__WHAT THIS TASK INVOLVES__: Gather every line below where "page" appears.

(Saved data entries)
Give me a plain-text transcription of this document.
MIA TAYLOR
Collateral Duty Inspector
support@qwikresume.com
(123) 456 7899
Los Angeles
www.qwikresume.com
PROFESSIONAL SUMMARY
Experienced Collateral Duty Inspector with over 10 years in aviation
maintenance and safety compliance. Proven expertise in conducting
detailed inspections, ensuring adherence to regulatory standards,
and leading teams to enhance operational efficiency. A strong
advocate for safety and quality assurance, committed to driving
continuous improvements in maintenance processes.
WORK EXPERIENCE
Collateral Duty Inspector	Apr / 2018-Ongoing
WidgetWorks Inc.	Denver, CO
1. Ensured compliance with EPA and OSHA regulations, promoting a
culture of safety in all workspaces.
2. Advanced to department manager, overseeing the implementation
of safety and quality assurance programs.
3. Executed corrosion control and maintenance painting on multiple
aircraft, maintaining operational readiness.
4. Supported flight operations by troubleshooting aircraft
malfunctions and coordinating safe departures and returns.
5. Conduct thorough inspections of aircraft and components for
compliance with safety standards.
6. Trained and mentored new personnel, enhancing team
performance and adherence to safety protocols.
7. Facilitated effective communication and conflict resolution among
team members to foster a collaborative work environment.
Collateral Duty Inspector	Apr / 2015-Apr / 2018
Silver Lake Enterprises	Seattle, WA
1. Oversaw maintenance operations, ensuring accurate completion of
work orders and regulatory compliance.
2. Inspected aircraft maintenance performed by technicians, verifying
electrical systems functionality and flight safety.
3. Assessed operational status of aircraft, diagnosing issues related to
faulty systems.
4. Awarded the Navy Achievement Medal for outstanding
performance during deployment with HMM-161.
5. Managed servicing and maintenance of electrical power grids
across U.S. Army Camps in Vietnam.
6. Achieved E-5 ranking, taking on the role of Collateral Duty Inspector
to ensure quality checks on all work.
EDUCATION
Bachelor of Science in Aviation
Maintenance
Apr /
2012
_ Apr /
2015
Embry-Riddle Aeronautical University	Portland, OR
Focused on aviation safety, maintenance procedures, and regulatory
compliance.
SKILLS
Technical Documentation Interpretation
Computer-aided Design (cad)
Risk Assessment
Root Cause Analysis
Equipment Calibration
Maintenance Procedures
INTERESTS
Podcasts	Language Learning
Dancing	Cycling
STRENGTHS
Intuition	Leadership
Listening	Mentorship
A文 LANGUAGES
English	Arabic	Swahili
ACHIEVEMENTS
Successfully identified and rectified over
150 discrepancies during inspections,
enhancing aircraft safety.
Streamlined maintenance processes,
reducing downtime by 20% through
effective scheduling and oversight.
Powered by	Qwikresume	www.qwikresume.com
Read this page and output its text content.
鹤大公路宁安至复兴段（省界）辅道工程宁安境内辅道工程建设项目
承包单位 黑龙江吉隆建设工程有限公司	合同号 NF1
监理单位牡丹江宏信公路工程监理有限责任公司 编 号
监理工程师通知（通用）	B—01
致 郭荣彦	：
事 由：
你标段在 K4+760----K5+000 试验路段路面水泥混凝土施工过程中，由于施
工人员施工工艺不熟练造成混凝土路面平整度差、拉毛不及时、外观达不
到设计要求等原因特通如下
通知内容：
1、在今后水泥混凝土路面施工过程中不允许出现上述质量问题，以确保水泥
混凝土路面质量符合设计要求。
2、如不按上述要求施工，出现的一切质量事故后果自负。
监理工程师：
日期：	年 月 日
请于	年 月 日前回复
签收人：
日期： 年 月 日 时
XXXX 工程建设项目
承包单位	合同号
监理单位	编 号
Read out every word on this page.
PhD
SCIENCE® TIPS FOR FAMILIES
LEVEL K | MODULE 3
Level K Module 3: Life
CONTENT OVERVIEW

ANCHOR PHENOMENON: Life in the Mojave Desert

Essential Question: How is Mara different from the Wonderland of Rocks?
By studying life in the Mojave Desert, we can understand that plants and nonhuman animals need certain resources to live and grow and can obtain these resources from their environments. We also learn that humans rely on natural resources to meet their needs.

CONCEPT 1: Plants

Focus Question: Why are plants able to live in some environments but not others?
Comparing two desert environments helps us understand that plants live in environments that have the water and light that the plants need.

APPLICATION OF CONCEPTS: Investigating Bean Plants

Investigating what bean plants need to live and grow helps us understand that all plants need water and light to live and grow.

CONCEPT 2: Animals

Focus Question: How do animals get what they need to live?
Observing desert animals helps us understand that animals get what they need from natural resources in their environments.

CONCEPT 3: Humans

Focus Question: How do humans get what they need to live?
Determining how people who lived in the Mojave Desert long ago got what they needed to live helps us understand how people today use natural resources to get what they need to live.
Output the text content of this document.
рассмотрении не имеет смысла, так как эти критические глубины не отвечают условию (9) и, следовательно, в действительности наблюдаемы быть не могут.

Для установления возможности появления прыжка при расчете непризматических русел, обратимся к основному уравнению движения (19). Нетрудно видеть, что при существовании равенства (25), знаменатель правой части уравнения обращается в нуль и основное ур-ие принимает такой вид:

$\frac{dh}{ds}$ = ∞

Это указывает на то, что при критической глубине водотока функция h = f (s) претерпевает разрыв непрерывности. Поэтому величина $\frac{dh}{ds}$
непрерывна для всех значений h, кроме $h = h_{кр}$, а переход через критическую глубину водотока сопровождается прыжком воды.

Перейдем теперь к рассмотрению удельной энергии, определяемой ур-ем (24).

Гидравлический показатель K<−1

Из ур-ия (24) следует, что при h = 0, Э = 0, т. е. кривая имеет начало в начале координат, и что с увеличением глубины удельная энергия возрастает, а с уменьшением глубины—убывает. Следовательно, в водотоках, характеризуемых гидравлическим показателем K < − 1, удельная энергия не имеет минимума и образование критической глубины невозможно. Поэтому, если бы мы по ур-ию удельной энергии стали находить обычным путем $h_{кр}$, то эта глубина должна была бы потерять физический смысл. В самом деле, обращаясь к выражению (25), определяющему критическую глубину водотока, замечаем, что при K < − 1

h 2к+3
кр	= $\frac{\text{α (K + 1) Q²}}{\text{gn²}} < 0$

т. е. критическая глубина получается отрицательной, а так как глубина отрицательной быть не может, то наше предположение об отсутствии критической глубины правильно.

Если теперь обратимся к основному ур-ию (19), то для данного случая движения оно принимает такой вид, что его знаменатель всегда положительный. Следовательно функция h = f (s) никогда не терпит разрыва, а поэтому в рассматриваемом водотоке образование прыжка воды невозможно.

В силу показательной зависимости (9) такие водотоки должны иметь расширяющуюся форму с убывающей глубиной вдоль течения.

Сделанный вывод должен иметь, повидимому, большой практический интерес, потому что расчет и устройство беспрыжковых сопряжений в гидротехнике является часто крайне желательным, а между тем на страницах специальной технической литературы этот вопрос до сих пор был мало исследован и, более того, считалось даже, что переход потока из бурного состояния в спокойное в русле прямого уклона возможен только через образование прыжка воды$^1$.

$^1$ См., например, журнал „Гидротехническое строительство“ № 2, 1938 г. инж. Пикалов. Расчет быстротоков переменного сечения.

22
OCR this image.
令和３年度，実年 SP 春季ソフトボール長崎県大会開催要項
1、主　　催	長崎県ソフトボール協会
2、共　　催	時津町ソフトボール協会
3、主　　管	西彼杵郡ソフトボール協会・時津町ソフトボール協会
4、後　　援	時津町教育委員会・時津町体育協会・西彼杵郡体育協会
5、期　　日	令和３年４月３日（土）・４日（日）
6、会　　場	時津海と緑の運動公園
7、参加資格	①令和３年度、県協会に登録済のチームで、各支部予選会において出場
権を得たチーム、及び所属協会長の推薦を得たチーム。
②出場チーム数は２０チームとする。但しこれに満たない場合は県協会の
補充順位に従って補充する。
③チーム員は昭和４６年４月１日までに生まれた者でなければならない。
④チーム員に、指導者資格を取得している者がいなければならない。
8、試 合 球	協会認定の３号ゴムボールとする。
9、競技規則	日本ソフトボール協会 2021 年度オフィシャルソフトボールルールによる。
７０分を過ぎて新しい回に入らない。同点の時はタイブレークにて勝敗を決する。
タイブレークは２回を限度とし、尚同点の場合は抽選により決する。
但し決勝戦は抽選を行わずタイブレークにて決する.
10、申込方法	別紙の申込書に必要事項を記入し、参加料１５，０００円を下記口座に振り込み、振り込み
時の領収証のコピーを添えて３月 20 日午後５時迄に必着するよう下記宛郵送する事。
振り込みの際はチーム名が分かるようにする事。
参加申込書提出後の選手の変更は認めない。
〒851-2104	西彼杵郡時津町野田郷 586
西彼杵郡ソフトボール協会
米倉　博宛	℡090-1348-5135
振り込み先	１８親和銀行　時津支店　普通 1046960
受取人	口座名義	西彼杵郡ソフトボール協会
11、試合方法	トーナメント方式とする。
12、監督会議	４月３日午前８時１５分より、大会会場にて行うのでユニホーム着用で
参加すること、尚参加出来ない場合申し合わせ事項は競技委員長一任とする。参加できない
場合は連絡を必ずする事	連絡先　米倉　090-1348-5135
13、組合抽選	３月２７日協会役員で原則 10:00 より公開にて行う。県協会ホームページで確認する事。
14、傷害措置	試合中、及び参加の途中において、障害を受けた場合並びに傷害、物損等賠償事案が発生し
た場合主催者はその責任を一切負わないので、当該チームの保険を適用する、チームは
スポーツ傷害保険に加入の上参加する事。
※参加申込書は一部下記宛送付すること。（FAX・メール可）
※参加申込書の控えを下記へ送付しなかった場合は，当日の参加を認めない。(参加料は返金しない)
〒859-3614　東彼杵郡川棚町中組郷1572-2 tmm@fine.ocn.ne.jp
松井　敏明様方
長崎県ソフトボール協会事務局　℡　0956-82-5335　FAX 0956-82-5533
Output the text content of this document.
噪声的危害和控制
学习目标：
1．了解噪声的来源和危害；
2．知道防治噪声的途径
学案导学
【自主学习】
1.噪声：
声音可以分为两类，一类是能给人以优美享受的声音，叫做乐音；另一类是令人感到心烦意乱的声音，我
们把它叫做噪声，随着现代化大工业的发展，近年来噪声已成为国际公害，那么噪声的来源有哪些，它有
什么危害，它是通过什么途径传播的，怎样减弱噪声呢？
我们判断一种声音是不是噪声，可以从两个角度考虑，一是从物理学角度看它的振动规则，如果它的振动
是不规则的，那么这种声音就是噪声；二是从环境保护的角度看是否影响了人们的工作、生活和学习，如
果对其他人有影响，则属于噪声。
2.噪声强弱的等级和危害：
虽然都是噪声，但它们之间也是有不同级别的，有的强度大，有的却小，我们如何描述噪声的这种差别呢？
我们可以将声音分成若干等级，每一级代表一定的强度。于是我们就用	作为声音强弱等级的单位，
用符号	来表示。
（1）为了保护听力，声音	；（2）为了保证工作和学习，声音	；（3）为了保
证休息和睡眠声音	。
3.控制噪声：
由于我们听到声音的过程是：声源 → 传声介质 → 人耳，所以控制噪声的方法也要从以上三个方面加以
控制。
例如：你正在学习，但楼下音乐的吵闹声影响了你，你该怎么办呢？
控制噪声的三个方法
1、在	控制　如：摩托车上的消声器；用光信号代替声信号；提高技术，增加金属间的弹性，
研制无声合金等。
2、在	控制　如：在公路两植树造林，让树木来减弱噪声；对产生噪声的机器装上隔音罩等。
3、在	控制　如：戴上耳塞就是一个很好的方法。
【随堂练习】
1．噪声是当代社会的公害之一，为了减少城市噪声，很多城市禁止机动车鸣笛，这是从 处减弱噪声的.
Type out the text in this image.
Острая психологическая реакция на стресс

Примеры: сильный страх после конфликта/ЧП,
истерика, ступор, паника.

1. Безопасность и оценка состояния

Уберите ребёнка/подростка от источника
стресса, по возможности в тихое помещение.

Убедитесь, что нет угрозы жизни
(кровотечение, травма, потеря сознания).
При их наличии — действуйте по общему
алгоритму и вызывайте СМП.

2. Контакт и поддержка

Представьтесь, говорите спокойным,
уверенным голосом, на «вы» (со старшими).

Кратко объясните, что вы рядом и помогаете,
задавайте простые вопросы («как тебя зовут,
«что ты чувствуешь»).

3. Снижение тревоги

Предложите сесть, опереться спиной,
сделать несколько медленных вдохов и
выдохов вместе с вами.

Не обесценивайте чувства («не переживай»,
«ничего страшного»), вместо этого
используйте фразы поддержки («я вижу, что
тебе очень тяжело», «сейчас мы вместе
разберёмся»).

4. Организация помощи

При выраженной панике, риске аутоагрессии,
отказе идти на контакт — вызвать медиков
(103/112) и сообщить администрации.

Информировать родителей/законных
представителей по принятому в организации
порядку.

__SOLUTION BELOW__:
Read this page and output its text content.
Read out every word on this page.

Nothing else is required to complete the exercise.